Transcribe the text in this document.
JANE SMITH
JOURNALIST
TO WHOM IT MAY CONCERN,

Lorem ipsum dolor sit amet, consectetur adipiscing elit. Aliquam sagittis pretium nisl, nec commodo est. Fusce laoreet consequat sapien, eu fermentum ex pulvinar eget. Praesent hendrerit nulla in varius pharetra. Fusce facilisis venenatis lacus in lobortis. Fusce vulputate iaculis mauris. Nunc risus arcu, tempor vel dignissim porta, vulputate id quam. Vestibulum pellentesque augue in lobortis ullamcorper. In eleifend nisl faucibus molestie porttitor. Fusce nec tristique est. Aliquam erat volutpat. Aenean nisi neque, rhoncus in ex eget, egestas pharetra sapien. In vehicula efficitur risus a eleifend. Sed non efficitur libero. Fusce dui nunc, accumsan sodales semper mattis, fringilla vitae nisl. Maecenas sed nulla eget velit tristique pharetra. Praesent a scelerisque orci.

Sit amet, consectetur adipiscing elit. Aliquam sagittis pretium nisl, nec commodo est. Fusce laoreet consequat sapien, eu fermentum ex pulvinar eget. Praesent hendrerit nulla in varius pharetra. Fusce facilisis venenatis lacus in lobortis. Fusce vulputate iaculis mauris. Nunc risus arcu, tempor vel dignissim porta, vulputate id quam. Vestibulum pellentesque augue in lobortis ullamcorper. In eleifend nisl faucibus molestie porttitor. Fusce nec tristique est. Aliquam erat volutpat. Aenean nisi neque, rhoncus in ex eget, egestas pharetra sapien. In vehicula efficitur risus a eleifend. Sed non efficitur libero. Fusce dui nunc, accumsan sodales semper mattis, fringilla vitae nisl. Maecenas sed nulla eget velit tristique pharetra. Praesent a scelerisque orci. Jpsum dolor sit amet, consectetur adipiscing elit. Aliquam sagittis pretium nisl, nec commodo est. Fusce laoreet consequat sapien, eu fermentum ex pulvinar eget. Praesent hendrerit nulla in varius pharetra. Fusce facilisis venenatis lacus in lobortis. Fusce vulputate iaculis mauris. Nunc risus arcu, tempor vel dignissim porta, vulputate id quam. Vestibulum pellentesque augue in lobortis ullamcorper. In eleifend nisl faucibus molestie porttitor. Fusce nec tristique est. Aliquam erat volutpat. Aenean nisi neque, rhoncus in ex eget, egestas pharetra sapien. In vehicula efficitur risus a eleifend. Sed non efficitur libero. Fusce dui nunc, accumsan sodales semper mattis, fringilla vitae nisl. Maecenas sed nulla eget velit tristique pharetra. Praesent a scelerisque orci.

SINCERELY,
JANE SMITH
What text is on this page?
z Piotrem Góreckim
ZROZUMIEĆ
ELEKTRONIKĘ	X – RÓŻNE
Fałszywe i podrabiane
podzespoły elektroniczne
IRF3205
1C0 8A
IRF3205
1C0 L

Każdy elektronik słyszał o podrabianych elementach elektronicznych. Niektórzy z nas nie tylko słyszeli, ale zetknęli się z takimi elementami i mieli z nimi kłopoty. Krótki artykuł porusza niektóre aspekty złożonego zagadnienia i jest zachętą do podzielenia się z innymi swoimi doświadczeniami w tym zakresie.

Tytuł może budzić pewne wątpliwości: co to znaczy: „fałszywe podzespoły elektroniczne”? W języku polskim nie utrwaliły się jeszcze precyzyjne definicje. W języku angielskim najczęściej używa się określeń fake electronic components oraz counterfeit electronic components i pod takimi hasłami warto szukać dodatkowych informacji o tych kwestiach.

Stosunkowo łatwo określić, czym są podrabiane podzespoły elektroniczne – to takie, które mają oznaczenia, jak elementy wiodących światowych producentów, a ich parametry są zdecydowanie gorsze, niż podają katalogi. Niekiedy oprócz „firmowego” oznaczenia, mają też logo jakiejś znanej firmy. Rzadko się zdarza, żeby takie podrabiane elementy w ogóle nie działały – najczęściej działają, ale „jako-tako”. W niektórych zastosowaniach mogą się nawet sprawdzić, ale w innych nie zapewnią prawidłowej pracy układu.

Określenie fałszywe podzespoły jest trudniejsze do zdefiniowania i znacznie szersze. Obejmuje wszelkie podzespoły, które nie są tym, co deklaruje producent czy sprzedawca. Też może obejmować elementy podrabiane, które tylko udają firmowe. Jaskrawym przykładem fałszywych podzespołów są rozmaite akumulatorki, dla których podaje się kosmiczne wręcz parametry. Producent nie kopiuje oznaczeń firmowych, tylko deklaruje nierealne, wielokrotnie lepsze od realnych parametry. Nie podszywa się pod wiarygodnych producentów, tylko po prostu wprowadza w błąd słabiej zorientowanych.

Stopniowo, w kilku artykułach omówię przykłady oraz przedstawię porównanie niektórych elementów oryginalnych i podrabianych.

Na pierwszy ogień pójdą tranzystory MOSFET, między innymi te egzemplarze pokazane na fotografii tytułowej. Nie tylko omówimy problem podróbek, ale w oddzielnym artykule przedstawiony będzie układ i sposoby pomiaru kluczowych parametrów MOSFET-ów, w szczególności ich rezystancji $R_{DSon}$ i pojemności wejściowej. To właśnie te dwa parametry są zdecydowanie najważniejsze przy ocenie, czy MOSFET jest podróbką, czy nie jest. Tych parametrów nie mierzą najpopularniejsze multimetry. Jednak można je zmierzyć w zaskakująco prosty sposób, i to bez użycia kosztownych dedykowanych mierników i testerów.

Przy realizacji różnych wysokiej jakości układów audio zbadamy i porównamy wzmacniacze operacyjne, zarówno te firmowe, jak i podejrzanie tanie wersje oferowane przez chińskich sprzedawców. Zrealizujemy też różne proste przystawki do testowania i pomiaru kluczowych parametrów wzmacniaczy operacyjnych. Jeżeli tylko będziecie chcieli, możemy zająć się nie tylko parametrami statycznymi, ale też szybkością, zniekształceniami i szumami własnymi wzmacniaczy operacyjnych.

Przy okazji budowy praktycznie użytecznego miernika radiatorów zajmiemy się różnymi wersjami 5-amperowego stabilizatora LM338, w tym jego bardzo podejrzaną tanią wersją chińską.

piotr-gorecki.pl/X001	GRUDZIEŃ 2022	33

** Task description **
Scan the listing above. Collect all lines with the word "innymi".

** Task response **
Każdy elektronik słyszał o podrabianych elementach elektronicznych. Niektórzy z nas nie tylko słyszeli, ale zetknęli się z takimi elementami i mieli z nimi kłopoty. Krótki artykuł porusza niektóre aspekty złożonego zagadnienia i jest zachętą do podzielenia się z innymi swoimi doświadczeniami w tym zakresie.
Na pierwszy ogień pójdą tranzystory MOSFET, między innymi te egzemplarze pokazane na fotografii tytułowej. Nie tylko omówimy problem podróbek, ale w oddzielnym artykule przedstawiony będzie układ i sposoby pomiaru kluczowych parametrów MOSFET-ów, w szczególności ich rezystancji $R_{DSon}$ i pojemności wejściowej. To właśnie te dwa parametry są zdecydowanie najważniejsze przy ocenie, czy MOSFET jest podróbką, czy nie jest. Tych parametrów nie mierzą najpopularniejsze multimetry. Jednak można je zmierzyć w zaskakująco prosty sposób, i to bez użycia kosztownych dedykowanych mierników i testerów.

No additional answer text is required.